» Task to complete
Find the word "安妮宝贝" in the data. Return every line where it appears.

» Material

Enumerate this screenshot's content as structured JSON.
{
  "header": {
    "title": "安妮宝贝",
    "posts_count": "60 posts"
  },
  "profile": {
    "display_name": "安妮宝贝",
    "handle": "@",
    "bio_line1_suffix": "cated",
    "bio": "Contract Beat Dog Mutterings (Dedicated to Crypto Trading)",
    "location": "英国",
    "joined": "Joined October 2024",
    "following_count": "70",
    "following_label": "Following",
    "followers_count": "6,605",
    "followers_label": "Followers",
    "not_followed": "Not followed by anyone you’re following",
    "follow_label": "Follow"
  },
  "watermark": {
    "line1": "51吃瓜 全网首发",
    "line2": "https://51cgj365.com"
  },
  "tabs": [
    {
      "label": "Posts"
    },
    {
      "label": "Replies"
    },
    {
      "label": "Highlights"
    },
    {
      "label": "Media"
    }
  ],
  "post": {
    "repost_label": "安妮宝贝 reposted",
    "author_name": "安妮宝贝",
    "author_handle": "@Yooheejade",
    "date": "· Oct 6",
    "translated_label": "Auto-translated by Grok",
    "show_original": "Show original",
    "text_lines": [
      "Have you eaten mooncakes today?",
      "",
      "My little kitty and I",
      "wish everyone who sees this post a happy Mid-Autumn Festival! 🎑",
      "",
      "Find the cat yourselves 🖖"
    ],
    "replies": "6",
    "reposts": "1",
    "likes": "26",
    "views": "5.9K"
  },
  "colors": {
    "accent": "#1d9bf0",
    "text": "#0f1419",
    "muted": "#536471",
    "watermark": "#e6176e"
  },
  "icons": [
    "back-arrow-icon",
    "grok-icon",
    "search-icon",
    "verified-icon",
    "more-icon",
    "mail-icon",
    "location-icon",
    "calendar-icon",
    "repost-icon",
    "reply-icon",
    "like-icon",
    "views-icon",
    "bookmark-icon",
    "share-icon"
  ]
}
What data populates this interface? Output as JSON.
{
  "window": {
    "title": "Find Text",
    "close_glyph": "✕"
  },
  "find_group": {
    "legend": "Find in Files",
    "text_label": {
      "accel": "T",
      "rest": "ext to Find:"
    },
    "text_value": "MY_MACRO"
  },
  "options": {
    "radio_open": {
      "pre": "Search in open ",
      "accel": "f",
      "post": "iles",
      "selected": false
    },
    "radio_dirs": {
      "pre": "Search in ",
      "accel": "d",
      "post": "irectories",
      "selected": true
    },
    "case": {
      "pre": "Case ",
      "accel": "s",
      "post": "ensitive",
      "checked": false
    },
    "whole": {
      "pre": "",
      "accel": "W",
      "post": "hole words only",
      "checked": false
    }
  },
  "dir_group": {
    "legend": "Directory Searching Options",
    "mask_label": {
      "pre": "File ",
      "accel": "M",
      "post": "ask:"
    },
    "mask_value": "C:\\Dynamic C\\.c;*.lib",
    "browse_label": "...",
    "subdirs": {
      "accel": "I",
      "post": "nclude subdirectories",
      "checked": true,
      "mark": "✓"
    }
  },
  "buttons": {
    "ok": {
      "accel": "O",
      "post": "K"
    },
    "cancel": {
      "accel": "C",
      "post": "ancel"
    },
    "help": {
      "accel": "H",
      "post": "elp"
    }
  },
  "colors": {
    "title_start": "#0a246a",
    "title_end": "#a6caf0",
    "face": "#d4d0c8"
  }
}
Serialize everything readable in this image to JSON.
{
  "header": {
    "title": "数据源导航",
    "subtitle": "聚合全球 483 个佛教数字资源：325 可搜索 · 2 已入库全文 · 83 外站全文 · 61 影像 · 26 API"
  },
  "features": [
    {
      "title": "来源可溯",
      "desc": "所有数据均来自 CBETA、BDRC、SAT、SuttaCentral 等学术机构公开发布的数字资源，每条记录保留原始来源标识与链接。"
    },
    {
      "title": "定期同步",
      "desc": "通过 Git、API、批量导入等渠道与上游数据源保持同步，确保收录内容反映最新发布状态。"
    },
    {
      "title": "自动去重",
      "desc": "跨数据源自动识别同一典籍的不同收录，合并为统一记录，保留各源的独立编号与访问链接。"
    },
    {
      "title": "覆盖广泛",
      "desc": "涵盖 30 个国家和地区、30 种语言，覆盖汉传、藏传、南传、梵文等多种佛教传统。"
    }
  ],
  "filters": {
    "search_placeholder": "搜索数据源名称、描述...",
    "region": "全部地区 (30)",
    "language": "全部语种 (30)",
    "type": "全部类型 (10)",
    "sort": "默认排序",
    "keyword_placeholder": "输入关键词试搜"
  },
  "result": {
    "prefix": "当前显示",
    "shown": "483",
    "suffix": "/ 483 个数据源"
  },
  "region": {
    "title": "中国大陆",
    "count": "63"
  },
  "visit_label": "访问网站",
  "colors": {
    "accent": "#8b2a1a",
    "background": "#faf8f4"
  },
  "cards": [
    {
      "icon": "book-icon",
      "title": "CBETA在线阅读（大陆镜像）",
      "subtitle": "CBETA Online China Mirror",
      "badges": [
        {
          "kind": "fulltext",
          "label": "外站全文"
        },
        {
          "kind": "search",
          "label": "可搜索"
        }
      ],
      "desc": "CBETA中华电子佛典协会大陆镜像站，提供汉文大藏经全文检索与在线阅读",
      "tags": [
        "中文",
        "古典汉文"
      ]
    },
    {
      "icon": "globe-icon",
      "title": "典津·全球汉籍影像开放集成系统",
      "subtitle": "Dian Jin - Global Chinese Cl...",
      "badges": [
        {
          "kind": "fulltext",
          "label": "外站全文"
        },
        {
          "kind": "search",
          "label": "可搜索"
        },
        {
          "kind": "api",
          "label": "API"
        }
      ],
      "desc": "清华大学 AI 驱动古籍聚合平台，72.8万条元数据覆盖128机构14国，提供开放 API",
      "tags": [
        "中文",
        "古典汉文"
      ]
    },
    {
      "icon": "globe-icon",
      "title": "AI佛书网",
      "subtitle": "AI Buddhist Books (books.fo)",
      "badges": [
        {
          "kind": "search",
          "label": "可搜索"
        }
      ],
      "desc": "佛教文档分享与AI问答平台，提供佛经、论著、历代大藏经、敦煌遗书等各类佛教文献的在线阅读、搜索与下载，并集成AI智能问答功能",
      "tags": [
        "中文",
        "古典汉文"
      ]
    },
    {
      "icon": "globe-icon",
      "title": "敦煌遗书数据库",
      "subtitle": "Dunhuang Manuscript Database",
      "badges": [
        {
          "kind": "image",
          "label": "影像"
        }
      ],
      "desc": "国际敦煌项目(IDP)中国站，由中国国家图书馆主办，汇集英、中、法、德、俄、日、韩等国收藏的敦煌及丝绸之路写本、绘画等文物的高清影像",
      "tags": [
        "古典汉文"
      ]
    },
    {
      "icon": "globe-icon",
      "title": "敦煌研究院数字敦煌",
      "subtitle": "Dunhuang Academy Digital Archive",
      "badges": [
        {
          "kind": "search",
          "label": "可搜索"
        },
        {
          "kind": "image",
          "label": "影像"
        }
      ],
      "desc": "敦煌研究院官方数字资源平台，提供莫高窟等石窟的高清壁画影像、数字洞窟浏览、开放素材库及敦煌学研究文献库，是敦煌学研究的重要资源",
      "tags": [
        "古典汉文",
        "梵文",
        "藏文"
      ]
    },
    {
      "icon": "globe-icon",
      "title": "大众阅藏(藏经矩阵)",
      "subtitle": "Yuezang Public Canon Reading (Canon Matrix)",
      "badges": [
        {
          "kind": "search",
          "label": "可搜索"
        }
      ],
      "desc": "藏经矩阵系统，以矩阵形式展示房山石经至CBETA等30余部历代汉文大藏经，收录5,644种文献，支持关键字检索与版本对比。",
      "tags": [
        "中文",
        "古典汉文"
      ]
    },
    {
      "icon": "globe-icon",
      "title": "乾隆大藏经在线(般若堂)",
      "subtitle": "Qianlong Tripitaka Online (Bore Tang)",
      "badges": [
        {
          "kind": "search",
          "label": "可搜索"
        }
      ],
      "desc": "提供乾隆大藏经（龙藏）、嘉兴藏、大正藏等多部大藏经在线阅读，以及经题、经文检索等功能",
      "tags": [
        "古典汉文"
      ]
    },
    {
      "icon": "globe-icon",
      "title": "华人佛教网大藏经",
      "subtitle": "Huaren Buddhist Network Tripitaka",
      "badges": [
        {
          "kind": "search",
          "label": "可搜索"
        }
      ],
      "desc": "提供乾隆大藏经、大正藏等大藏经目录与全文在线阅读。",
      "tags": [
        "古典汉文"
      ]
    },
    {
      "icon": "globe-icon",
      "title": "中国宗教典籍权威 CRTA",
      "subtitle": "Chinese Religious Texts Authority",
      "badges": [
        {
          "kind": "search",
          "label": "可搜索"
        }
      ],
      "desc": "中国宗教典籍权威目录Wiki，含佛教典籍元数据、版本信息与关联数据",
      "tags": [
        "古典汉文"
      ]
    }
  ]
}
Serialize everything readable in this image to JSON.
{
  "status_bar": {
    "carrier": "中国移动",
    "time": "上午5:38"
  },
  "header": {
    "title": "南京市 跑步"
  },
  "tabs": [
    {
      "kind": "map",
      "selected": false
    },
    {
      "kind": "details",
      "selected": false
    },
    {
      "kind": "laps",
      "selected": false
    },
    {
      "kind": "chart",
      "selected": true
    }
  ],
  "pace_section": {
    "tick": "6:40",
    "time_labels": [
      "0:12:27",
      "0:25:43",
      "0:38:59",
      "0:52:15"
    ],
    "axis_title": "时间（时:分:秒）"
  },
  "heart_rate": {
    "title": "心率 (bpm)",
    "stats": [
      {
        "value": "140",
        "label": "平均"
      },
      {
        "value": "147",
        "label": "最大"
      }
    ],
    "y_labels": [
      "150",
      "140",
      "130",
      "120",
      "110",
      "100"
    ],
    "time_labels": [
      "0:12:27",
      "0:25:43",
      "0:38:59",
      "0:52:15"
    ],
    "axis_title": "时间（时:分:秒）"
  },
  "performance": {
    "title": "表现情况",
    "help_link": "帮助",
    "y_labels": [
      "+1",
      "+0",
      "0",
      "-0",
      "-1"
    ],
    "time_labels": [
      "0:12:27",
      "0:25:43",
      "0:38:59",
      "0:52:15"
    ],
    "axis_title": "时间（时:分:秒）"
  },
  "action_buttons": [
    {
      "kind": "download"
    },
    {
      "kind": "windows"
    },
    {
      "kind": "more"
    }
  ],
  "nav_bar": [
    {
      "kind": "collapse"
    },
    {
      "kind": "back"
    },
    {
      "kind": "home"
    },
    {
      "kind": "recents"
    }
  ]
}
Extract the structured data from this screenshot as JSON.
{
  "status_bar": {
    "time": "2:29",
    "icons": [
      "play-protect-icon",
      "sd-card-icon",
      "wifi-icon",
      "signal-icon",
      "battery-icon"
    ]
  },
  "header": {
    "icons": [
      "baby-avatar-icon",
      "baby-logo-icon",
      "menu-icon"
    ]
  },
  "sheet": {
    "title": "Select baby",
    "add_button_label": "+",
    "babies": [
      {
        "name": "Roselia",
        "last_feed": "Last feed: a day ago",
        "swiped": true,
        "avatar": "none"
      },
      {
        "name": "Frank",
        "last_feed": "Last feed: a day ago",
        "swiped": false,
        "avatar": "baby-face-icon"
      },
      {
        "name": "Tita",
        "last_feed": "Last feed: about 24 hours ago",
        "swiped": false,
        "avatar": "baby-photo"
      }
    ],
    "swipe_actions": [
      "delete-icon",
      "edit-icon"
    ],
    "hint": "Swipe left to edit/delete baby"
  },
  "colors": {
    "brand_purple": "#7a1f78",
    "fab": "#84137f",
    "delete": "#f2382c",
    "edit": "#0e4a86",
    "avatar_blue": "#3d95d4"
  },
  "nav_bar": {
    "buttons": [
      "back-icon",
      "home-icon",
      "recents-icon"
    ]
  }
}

» Exercise result
    "title": "安妮宝贝",
    "display_name": "安妮宝贝",
    "repost_label": "安妮宝贝 reposted",
    "author_name": "安妮宝贝",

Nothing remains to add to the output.